Extracted records
---+---

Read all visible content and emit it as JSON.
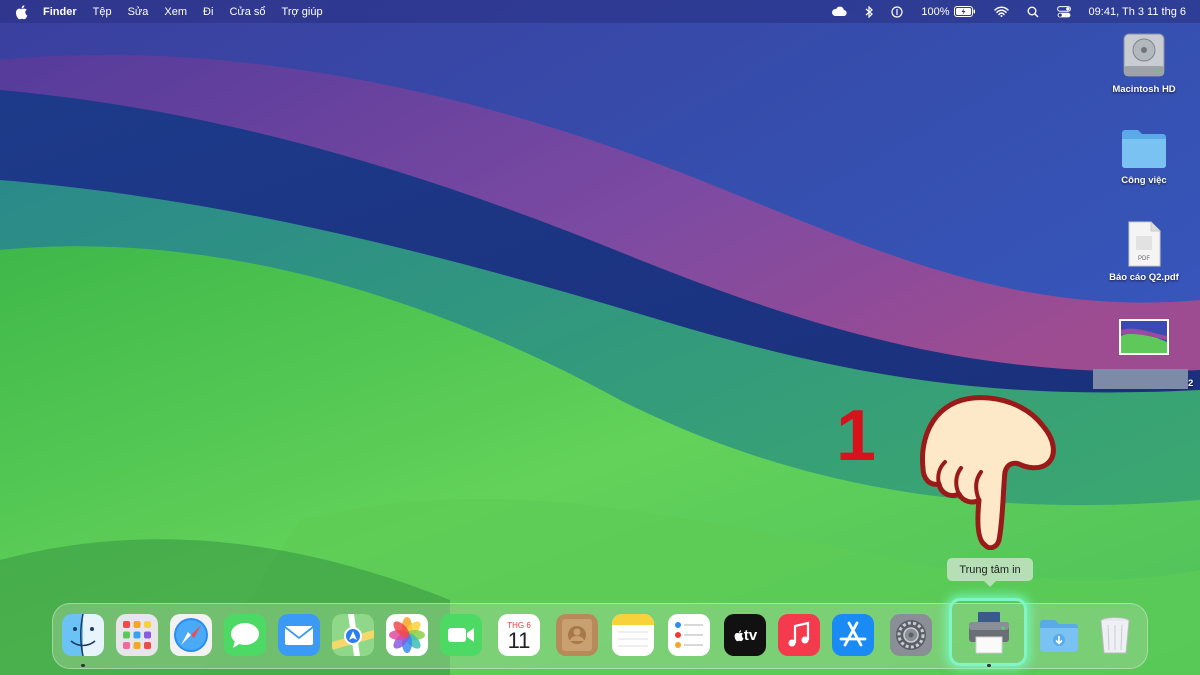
{
  "menubar": {
    "app_name": "Finder",
    "menus": [
      "Tệp",
      "Sửa",
      "Xem",
      "Đi",
      "Cửa sổ",
      "Trợ giúp"
    ],
    "battery": "100%",
    "clock": "09:41, Th 3 11 thg 6",
    "status_icons": [
      "icloud-icon",
      "bluetooth-icon",
      "contrast-icon",
      "battery-icon",
      "wifi-icon",
      "search-icon",
      "control-center-icon"
    ]
  },
  "desktop": {
    "items": [
      {
        "label": "Macintosh HD",
        "icon": "hard-drive-icon"
      },
      {
        "label": "Công việc",
        "icon": "folder-icon"
      },
      {
        "label": "Báo cáo Q2.pdf",
        "icon": "pdf-file-icon",
        "badge": "PDF"
      },
      {
        "label": "2",
        "icon": "image-file-icon"
      }
    ]
  },
  "annotation": {
    "step": "1"
  },
  "tooltip": "Trung tâm in",
  "dock": {
    "calendar_month": "THG 6",
    "calendar_day": "11",
    "tv_label": "tv",
    "apps": [
      "Finder",
      "Launchpad",
      "Safari",
      "Messages",
      "Mail",
      "Maps",
      "Photos",
      "FaceTime",
      "Calendar",
      "Contacts",
      "Notes",
      "Reminders",
      "TV",
      "Music",
      "App Store",
      "System Settings",
      "Trung tâm in",
      "Downloads",
      "Trash"
    ]
  },
  "colors": {
    "menubar": "#283082",
    "highlight": "#7ff5c8",
    "step_number": "#d8121c"
  }
}
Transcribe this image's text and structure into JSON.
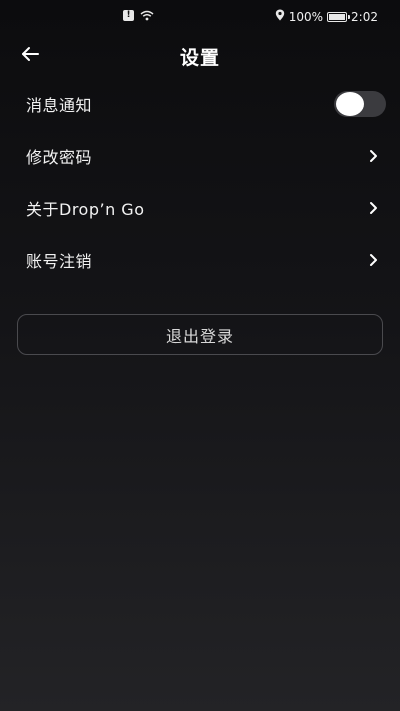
{
  "status_bar": {
    "battery_percent": "100%",
    "time": "2:02",
    "icons": [
      "alert-icon",
      "wifi-icon",
      "location-icon",
      "battery-icon"
    ]
  },
  "header": {
    "title": "设置",
    "back_icon": "arrow-left-icon"
  },
  "settings": {
    "items": [
      {
        "label": "消息通知",
        "control": "toggle",
        "toggle_on": false
      },
      {
        "label": "修改密码",
        "control": "chevron"
      },
      {
        "label": "关于Drop’n Go",
        "control": "chevron"
      },
      {
        "label": "账号注销",
        "control": "chevron"
      }
    ]
  },
  "logout": {
    "label": "退出登录"
  },
  "colors": {
    "background_top": "#0c0c0e",
    "background_bottom": "#232326",
    "text": "#f2f2f2",
    "toggle_track": "#3b3b3f",
    "button_border": "#4a4a4e"
  }
}
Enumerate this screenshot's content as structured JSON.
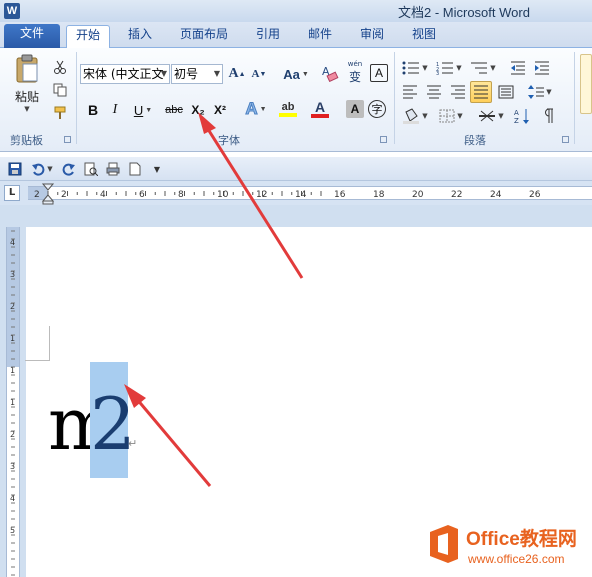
{
  "app": {
    "logo_letter": "W",
    "window_title": "文档2 - Microsoft Word"
  },
  "ribbon_tabs": [
    {
      "label": "文件",
      "state": "file"
    },
    {
      "label": "开始",
      "state": "active"
    },
    {
      "label": "插入",
      "state": ""
    },
    {
      "label": "页面布局",
      "state": ""
    },
    {
      "label": "引用",
      "state": ""
    },
    {
      "label": "邮件",
      "state": ""
    },
    {
      "label": "审阅",
      "state": ""
    },
    {
      "label": "视图",
      "state": ""
    }
  ],
  "clipboard": {
    "paste_label": "粘贴",
    "group_label": "剪贴板"
  },
  "font": {
    "font_name": "宋体 (中文正文",
    "font_size": "初号",
    "group_label": "字体",
    "grow_label": "A",
    "shrink_label": "A",
    "case_label": "Aa",
    "phonetic_label": "变",
    "border_label": "A",
    "bold_label": "B",
    "italic_label": "I",
    "underline_label": "U",
    "strike_label": "abc",
    "subscript_label": "X₂",
    "superscript_label": "X²",
    "effects_label": "A",
    "highlight_label": "ab",
    "color_label": "A",
    "shading_label": "A",
    "enclose_label": "字",
    "highlight_color": "#ffff00",
    "font_color": "#e02020"
  },
  "paragraph": {
    "group_label": "段落"
  },
  "ruler": {
    "corner_label": "L",
    "h_labels": [
      "2",
      "2",
      "4",
      "6",
      "8",
      "10",
      "12",
      "14",
      "16",
      "18",
      "20",
      "22",
      "24",
      "26"
    ],
    "v_labels": [
      "4",
      "3",
      "2",
      "1",
      "1",
      "1",
      "2",
      "3",
      "4",
      "5"
    ]
  },
  "document": {
    "base_text": "m",
    "selected_text": "2",
    "paragraph_mark": "↵"
  },
  "watermark": {
    "title": "Office教程网",
    "url": "www.office26.com"
  },
  "colors": {
    "accent": "#2b5797",
    "arrow": "#e23b3b",
    "selection": "#a8cdf0"
  }
}
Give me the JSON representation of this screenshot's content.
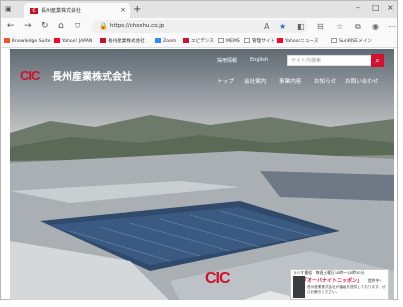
{
  "browser": {
    "tab_title": "長州産業株式会社",
    "url": "https://choshu.co.jp",
    "favorites": [
      {
        "label": "Knowledge Suite",
        "color": "#e95a28"
      },
      {
        "label": "Yahoo! JAPAN",
        "color": "#ff0033"
      },
      {
        "label": "長州産業株式会社",
        "color": "#c8102e"
      },
      {
        "label": "Zoom",
        "color": "#2d8cff"
      },
      {
        "label": "エビデンス",
        "color": "#d2112c"
      },
      {
        "label": "MEMS",
        "color": "#777777"
      },
      {
        "label": "管理サイト",
        "color": "#777777"
      },
      {
        "label": "Yahoo!ニュース",
        "color": "#ff0033"
      },
      {
        "label": "SunRISEメイン",
        "color": "#777777"
      }
    ]
  },
  "site": {
    "logo_mark": "CIC",
    "company_name": "長州産業株式会社",
    "top_links": [
      "採用情報",
      "English"
    ],
    "search_placeholder": "サイト内検索",
    "main_nav": [
      "トップ",
      "会社案内",
      "事業内容",
      "お知らせ",
      "お問い合わせ"
    ],
    "brand_color": "#d2112c"
  },
  "notice": {
    "line1": "ラジオ番組　毎週土曜日18時〜18時30分",
    "title": "「オーバナイトニッポン」",
    "sub": "提供中!",
    "text": "長州産業株式会社が番組を提供しております。ぜひお聴きください。"
  }
}
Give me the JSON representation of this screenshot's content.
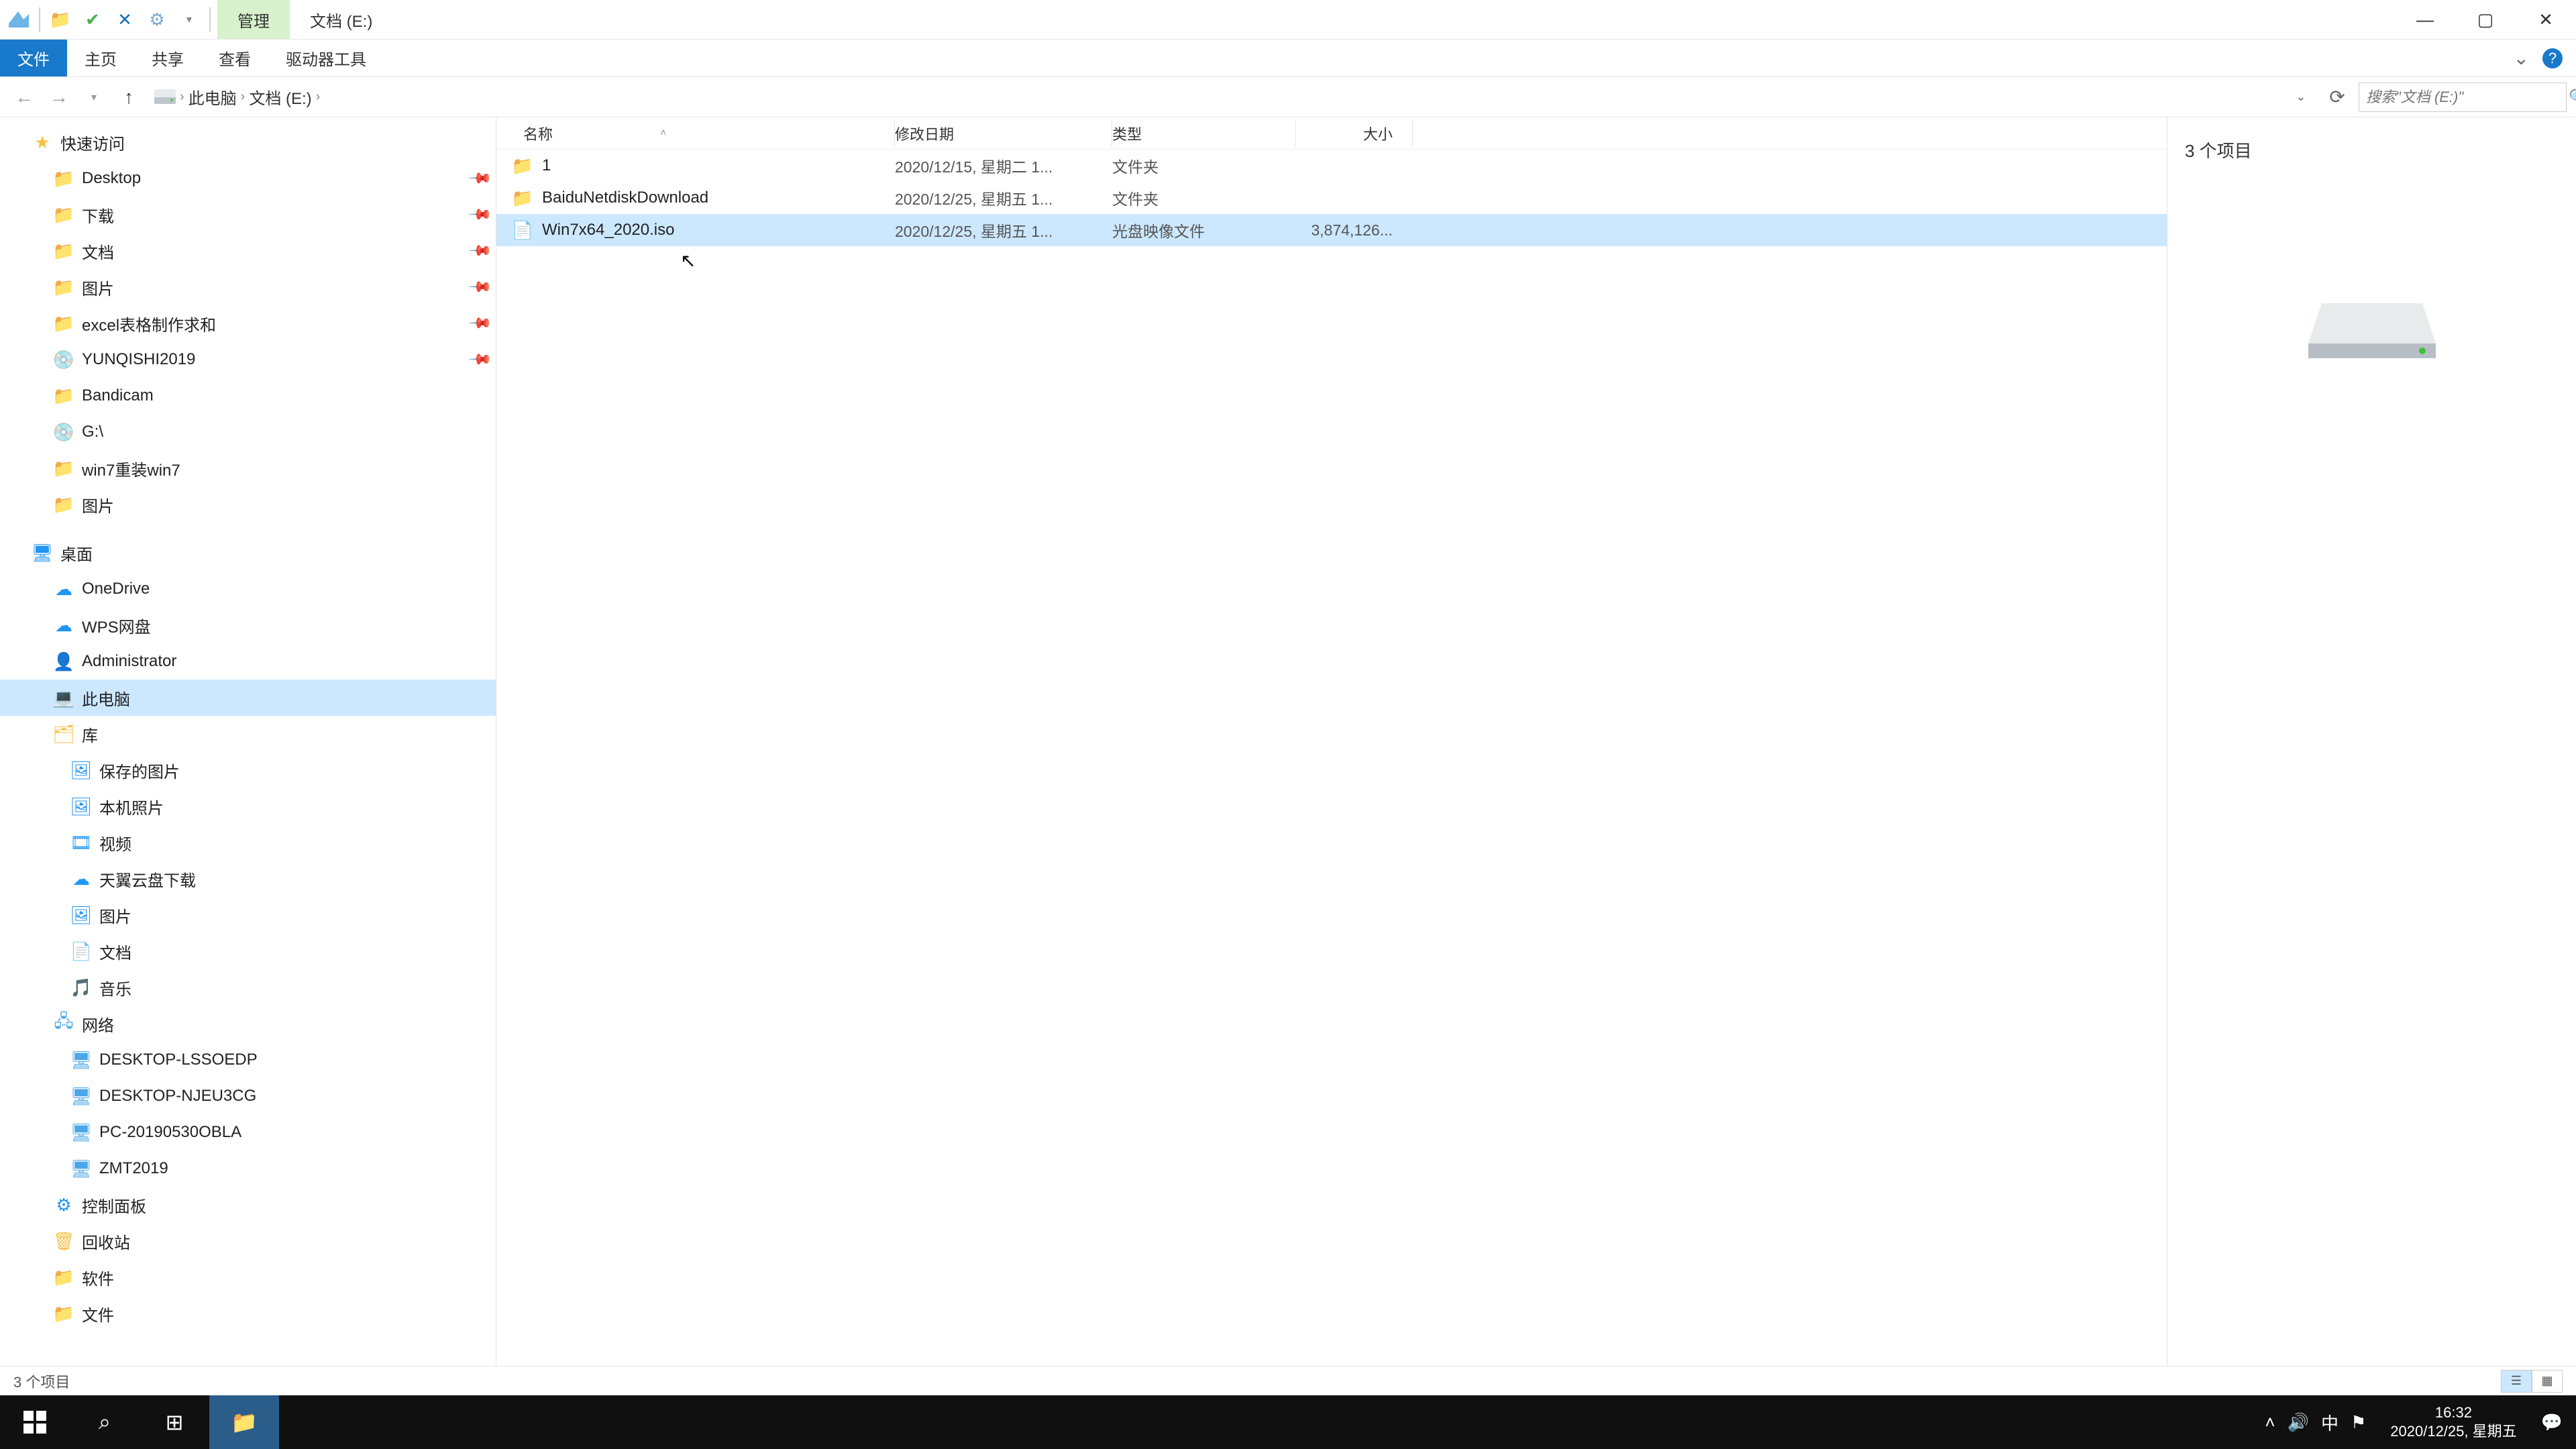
{
  "titlebar": {
    "manage_tab": "管理",
    "title": "文档 (E:)"
  },
  "ribbon": {
    "file": "文件",
    "home": "主页",
    "share": "共享",
    "view": "查看",
    "drive_tools": "驱动器工具"
  },
  "breadcrumb": {
    "pc": "此电脑",
    "drive": "文档 (E:)"
  },
  "search": {
    "placeholder": "搜索\"文档 (E:)\""
  },
  "columns": {
    "name": "名称",
    "date": "修改日期",
    "type": "类型",
    "size": "大小"
  },
  "files": [
    {
      "name": "1",
      "date": "2020/12/15, 星期二 1...",
      "type": "文件夹",
      "size": "",
      "icon": "folder",
      "selected": false
    },
    {
      "name": "BaiduNetdiskDownload",
      "date": "2020/12/25, 星期五 1...",
      "type": "文件夹",
      "size": "",
      "icon": "folder",
      "selected": false
    },
    {
      "name": "Win7x64_2020.iso",
      "date": "2020/12/25, 星期五 1...",
      "type": "光盘映像文件",
      "size": "3,874,126...",
      "icon": "iso",
      "selected": true
    }
  ],
  "preview": {
    "count_label": "3 个项目"
  },
  "statusbar": {
    "text": "3 个项目"
  },
  "sidebar": [
    {
      "label": "快速访问",
      "icon": "star",
      "indent": 0,
      "pinned": false
    },
    {
      "label": "Desktop",
      "icon": "folder-b",
      "indent": 1,
      "pinned": true
    },
    {
      "label": "下载",
      "icon": "folder-b",
      "indent": 1,
      "pinned": true
    },
    {
      "label": "文档",
      "icon": "folder-b",
      "indent": 1,
      "pinned": true
    },
    {
      "label": "图片",
      "icon": "folder-b",
      "indent": 1,
      "pinned": true
    },
    {
      "label": "excel表格制作求和",
      "icon": "folder",
      "indent": 1,
      "pinned": true
    },
    {
      "label": "YUNQISHI2019",
      "icon": "disc",
      "indent": 1,
      "pinned": true
    },
    {
      "label": "Bandicam",
      "icon": "folder",
      "indent": 1,
      "pinned": false
    },
    {
      "label": "G:\\",
      "icon": "disc",
      "indent": 1,
      "pinned": false
    },
    {
      "label": "win7重装win7",
      "icon": "folder",
      "indent": 1,
      "pinned": false
    },
    {
      "label": "图片",
      "icon": "folder",
      "indent": 1,
      "pinned": false
    },
    {
      "gap": true
    },
    {
      "label": "桌面",
      "icon": "desktop",
      "indent": 0,
      "pinned": false
    },
    {
      "label": "OneDrive",
      "icon": "cloud",
      "indent": 1,
      "pinned": false
    },
    {
      "label": "WPS网盘",
      "icon": "cloud-w",
      "indent": 1,
      "pinned": false
    },
    {
      "label": "Administrator",
      "icon": "user",
      "indent": 1,
      "pinned": false
    },
    {
      "label": "此电脑",
      "icon": "pc",
      "indent": 1,
      "pinned": false,
      "selected": true
    },
    {
      "label": "库",
      "icon": "lib",
      "indent": 1,
      "pinned": false
    },
    {
      "label": "保存的图片",
      "icon": "pic",
      "indent": 2,
      "pinned": false
    },
    {
      "label": "本机照片",
      "icon": "pic",
      "indent": 2,
      "pinned": false
    },
    {
      "label": "视频",
      "icon": "vid",
      "indent": 2,
      "pinned": false
    },
    {
      "label": "天翼云盘下载",
      "icon": "cloud",
      "indent": 2,
      "pinned": false
    },
    {
      "label": "图片",
      "icon": "pic",
      "indent": 2,
      "pinned": false
    },
    {
      "label": "文档",
      "icon": "doc",
      "indent": 2,
      "pinned": false
    },
    {
      "label": "音乐",
      "icon": "music",
      "indent": 2,
      "pinned": false
    },
    {
      "label": "网络",
      "icon": "net",
      "indent": 1,
      "pinned": false
    },
    {
      "label": "DESKTOP-LSSOEDP",
      "icon": "netpc",
      "indent": 2,
      "pinned": false
    },
    {
      "label": "DESKTOP-NJEU3CG",
      "icon": "netpc",
      "indent": 2,
      "pinned": false
    },
    {
      "label": "PC-20190530OBLA",
      "icon": "netpc",
      "indent": 2,
      "pinned": false
    },
    {
      "label": "ZMT2019",
      "icon": "netpc",
      "indent": 2,
      "pinned": false
    },
    {
      "label": "控制面板",
      "icon": "cpl",
      "indent": 1,
      "pinned": false
    },
    {
      "label": "回收站",
      "icon": "bin",
      "indent": 1,
      "pinned": false
    },
    {
      "label": "软件",
      "icon": "folder",
      "indent": 1,
      "pinned": false
    },
    {
      "label": "文件",
      "icon": "folder",
      "indent": 1,
      "pinned": false
    }
  ],
  "taskbar": {
    "time": "16:32",
    "date": "2020/12/25, 星期五",
    "ime": "中"
  }
}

---+---

REQUEST
From the material, report only how many lines include the word "date".

RESULT
5